* [WHAT THIS TASK INVOLVES]: Find the lines that contain the word "Lower" and copy each one.

* [INPUT FOR THIS TASK]:
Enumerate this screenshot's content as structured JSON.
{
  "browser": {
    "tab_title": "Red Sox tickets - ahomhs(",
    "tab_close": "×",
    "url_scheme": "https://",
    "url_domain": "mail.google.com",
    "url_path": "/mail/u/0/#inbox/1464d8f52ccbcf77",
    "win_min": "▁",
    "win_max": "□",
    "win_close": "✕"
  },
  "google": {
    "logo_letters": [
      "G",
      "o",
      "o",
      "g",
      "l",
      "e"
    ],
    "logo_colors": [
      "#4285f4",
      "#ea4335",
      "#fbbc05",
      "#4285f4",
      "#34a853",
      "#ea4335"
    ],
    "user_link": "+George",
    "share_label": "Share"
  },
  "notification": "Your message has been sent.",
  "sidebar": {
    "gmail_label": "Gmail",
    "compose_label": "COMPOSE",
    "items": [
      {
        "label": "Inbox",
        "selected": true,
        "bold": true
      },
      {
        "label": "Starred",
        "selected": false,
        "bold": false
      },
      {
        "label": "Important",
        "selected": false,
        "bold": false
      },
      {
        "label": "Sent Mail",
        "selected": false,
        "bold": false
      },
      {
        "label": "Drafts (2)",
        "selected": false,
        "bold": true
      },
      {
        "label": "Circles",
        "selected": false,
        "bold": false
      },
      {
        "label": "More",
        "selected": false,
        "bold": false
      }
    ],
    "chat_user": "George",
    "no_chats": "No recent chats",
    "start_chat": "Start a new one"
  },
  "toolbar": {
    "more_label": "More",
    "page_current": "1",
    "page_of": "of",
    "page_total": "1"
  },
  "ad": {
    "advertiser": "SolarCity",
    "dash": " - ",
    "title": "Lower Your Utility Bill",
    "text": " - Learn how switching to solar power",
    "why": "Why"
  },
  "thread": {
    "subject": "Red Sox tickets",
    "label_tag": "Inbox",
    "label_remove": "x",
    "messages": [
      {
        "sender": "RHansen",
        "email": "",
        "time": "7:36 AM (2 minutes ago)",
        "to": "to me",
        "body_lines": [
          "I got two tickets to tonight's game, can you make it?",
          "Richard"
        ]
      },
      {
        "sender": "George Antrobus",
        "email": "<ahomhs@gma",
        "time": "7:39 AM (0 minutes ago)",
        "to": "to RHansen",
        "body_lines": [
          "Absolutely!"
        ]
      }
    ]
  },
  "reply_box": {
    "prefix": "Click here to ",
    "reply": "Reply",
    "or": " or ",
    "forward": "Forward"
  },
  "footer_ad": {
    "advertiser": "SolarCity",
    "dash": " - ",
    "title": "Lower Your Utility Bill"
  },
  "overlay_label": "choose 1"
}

* [ANSWER TO THE PROBLEM]:
    "title": "Lower Your Utility Bill",
    "title": "Lower Your Utility Bill"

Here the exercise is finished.